*Document section:*
'''

Paying the living wage must be at the top of the mayoral agenda if everyone who lives and works in Greater Manchester and beyond is to benefit from a growing economy, says Alec Spencer.
- In Greater Manchester, wages have fallen faster than the UK average since 2009
- Devolution and Northern Powerhouse presents a critical opportunity to catalyse change
- There is a strong moral and social argument for getting accredited – but also a growing business case
The Greater Manchester Living Wage Campaign has been consistently championing fair pay in the city region, bringing people together to tackle poverty wages and make Greater Manchester a Living Wage Zone.
However as local dynamics shift as a result of devolution, and Greater Manchester positions itself as a key player in the Northern Powerhouse with a commitment to tackle the low wage economy, we are now presented with a critical opportunity to catalyse change.
In particular, next May’s mayoral elections in Manchester and other cities provides a perfect opportunity to embed this change and make the living wage an essential tool for achieving inclusive growth.
When employers voluntarily choose to become accredited by the Living Wage Foundation, phased changes guarantee that all employees and subcontracted staff over the age of 18 are paid enough to afford a decent standard of living. Our challenge is to engage some of the biggest employers in the city – whether they be football clubs, local authorities or universities.
While many employers are currently paying their staff above the living wage, it’s imperative that we secure a firm commitment and ensure that this extends to subcontracted workers too through the Living Wage Foundation’s accreditation process.
The case for the living wage is especially clear in Greater Manchester, where wages have fallen faster than the UK average since 2009. A New Economy report revealed that the number of people paid less than the Living Wage rose from 21.7% of employees in 2013, to 24% by the end of 2015. The people most likely to be in low paid jobs work in hospitality, accommodation, retail, cleaning and residential care. In retail alone, 121,700 people are low paid.
Despite this context, campaigners for the living wage in Greater Manchester have achieved something remarkable. The number of employers which have become accredited with the Living Wage Foundation has risen rapidly over the past three years, and of the 231 current accredited employers based in the North West, 134 of those are headquartered in Greater Manchester (as of early September 2016).
Neither have Living Wage accredited employers been concentrated in any one sector. Private, public and third sector employers alike have all gained accreditation, including employers in traditionally low paid industries like retail, cleaning, hospitality and care.

'''

(Bounding box prediction data)

'''

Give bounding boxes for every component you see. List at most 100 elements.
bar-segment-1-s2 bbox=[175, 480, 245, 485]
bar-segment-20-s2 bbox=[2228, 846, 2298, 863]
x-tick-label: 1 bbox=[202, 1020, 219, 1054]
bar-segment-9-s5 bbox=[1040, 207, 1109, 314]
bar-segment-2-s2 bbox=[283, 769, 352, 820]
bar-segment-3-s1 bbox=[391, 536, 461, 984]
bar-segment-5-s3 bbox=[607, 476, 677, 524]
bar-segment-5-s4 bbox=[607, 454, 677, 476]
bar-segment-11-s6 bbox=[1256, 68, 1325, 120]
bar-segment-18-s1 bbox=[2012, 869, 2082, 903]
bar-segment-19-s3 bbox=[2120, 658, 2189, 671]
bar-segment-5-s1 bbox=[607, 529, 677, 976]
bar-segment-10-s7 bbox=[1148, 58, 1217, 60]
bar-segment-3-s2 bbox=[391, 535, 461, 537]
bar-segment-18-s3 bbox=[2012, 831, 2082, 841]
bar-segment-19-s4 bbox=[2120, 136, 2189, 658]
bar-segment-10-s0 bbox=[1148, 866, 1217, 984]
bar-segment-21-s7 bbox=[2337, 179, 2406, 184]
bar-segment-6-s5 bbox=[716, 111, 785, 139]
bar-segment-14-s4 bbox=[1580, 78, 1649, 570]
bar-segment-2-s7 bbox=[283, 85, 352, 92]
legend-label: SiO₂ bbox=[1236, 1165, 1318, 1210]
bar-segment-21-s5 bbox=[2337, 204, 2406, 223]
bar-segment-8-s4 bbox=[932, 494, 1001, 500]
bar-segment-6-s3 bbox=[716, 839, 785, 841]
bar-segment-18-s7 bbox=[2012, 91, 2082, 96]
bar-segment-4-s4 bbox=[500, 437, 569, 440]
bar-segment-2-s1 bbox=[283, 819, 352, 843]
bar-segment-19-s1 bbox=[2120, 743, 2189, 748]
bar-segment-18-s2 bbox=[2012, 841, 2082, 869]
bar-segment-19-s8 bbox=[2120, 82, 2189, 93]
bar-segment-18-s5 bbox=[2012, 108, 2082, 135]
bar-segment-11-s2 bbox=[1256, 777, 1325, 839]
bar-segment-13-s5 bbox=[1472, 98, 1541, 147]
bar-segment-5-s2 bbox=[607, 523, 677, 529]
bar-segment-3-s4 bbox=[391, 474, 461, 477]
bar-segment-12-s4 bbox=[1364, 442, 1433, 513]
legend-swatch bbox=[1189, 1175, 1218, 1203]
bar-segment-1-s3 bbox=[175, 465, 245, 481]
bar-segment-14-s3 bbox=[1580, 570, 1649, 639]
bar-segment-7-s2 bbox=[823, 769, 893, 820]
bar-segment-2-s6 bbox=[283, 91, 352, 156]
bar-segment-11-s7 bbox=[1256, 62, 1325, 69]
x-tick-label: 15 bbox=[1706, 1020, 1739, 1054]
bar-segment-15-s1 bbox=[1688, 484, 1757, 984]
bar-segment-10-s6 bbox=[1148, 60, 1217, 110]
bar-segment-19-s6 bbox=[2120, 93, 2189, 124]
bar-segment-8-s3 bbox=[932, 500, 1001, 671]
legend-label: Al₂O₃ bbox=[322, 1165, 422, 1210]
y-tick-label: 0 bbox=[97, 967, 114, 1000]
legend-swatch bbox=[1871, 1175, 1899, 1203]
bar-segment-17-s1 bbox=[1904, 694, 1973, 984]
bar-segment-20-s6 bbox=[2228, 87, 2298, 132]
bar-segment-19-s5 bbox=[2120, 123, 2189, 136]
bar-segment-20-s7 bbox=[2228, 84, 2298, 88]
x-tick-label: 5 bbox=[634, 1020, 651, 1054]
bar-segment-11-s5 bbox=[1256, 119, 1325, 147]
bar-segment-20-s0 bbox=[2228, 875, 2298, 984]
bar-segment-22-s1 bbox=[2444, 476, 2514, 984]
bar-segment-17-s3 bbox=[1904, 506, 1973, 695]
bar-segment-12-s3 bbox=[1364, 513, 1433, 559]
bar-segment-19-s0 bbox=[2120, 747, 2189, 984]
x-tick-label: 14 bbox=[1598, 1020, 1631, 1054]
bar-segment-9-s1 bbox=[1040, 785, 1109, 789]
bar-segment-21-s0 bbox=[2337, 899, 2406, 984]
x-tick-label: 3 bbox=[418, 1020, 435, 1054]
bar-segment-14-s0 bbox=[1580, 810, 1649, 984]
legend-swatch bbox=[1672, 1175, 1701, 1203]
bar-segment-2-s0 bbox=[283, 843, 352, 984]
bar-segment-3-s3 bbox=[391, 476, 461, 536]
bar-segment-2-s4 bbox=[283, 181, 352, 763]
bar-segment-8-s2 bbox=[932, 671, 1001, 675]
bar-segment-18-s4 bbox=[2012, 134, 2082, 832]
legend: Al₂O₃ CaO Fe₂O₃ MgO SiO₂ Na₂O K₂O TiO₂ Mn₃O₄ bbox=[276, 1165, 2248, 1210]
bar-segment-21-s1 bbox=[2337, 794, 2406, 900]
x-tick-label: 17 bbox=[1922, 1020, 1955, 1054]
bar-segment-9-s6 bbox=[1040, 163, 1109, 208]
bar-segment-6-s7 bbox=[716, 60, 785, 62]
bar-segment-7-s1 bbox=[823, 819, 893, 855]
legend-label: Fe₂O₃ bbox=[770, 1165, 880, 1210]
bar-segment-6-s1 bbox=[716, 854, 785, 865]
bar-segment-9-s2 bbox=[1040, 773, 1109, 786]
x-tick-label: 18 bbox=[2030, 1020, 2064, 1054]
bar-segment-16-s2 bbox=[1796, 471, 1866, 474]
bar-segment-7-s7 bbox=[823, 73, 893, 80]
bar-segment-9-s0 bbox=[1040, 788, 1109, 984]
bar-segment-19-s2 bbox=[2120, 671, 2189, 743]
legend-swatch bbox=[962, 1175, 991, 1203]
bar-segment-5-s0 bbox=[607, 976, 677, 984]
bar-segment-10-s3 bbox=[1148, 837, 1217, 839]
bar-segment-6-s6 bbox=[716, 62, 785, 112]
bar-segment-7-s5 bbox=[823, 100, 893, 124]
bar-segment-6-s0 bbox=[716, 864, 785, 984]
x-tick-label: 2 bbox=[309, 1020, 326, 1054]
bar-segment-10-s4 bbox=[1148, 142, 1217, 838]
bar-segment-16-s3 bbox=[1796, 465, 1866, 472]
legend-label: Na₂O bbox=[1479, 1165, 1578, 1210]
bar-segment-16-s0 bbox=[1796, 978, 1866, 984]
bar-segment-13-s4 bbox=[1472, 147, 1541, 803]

'''

*Work task:* Can you continue the article on the living wage in Greater Manchester, picking up after its final paragraph? This data comes from a different source than the article.

*Your response:*
It is vital that we recognise the different kinds of challenges that each sector can face. For small employers in high value sectors accreditation may support market differentiation and other positive outcomes with little change in working practice required.
For larger employers in lower value sectors, a sustained effort may be needed to achieve the changes that are necessary to become a responsible employer.
In every sector, however, employers and anchor institutions which have committed to paying a fair wage should be proud of the leadership they are showing. With every new employer who gets accredited, we move one step closer towards being a city region that includes everyone in the benefits of prosperity.
There is a strong moral and social argument for getting accredited as a living wage employer, but there is also growing evidence that a business case can be made in every sector, even those that are traditionally low paid.
Employers must be supported to recognise the intuitive, strategic case for paying the living wage. Paying a wage that supports a decent standard of living is not just the responsible thing to do. There are clear business, social and economic benefits.
For business the benefits include: enhanced reputation with regard to customers, clients and employees; greater market differentiation; higher productivity; and the reduced recruitment costs that accreditation can bring. These benefits are particularly pronounced in Greater Manchester, where low pay is more common and where low paid people change jobs more often than higher paid people, with implications for recruitment costs.
So the evidence is clear. Through the living wage we can include more people in the benefits of prosperity. It’s time to proactively challenge key employers to take the practical step of registering for accreditation with the Living Wage Foundation.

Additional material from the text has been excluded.